Each record is to be printed again precisely as it reads.
BEGIN Dataset entries
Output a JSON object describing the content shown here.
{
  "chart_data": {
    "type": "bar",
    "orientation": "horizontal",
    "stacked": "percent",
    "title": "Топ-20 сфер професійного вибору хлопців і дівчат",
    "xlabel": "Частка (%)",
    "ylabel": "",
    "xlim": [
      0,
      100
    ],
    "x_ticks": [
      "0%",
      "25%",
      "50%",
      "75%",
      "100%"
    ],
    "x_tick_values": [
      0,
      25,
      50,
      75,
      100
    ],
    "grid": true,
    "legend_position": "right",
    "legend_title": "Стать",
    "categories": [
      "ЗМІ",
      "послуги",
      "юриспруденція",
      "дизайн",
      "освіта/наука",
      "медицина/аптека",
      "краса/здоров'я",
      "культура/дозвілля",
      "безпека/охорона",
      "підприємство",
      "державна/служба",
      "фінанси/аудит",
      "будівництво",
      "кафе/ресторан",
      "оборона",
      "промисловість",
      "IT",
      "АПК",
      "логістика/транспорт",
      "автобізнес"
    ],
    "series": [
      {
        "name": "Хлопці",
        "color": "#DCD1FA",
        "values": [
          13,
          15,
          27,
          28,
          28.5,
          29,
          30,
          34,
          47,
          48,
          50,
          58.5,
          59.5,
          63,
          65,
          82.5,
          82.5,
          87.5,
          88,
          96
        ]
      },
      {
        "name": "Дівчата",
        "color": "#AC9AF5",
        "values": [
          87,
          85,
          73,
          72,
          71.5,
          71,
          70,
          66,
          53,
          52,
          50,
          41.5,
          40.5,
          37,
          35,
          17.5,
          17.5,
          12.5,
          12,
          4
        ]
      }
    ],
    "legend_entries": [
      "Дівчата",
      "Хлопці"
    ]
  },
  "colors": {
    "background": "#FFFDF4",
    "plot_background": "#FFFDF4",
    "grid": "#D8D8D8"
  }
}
END Dataset entries
#### [Task answer]
Output a JSON object describing the content shown here.
{
  "chart_data": {
    "type": "bar",
    "orientation": "horizontal",
    "stacked": "percent",
    "title": "Топ-20 сфер професійного вибору хлопців і дівчат",
    "xlabel": "Частка (%)",
    "ylabel": "",
    "xlim": [
      0,
      100
    ],
    "x_ticks": [
      "0%",
      "25%",
      "50%",
      "75%",
      "100%"
    ],
    "x_tick_values": [
      0,
      25,
      50,
      75,
      100
    ],
    "grid": true,
    "legend_position": "right",
    "legend_title": "Стать",
    "categories": [
      "ЗМІ",
      "послуги",
      "юриспруденція",
      "дизайн",
      "освіта/наука",
      "медицина/аптека",
      "краса/здоров'я",
      "культура/дозвілля",
      "безпека/охорона",
      "підприємство",
      "державна/служба",
      "фінанси/аудит",
      "будівництво",
      "кафе/ресторан",
      "оборона",
      "промисловість",
      "IT",
      "АПК",
      "логістика/транспорт",
      "автобізнес"
    ],
    "series": [
      {
        "name": "Хлопці",
        "color": "#DCD1FA",
        "values": [
          13,
          15,
          27,
          28,
          28.5,
          29,
          30,
          34,
          47,
          48,
          50,
          58.5,
          59.5,
          63,
          65,
          82.5,
          82.5,
          87.5,
          88,
          96
        ]
      },
      {
        "name": "Дівчата",
        "color": "#AC9AF5",
        "values": [
          87,
          85,
          73,
          72,
          71.5,
          71,
          70,
          66,
          53,
          52,
          50,
          41.5,
          40.5,
          37,
          35,
          17.5,
          17.5,
          12.5,
          12,
          4
        ]
      }
    ],
    "legend_entries": [
      "Дівчата",
      "Хлопці"
    ]
  },
  "colors": {
    "background": "#FFFDF4",
    "plot_background": "#FFFDF4",
    "grid": "#D8D8D8"
  }
}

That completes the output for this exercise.